- Task to complete -
Reproduce every entry exactly as shown.

- Information shown -

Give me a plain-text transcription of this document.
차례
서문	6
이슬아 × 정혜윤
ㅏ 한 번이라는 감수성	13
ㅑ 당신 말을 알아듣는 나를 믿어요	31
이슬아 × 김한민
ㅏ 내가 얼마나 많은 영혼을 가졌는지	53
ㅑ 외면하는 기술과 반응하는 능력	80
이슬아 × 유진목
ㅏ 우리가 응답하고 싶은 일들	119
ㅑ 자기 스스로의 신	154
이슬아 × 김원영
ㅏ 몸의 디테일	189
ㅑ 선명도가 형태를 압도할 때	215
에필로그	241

- The answer -
Give me a plain-text transcription of this document.
차례
서문	6
이슬아 × 정혜윤
ㅏ 한 번이라는 감수성	13
ㅑ 당신 말을 알아듣는 나를 믿어요	31
이슬아 × 김한민
ㅏ 내가 얼마나 많은 영혼을 가졌는지	53
ㅑ 외면하는 기술과 반응하는 능력	80
이슬아 × 유진목
ㅏ 우리가 응답하고 싶은 일들	119
ㅑ 자기 스스로의 신	154
이슬아 × 김원영
ㅏ 몸의 디테일	189
ㅑ 선명도가 형태를 압도할 때	215
에필로그	241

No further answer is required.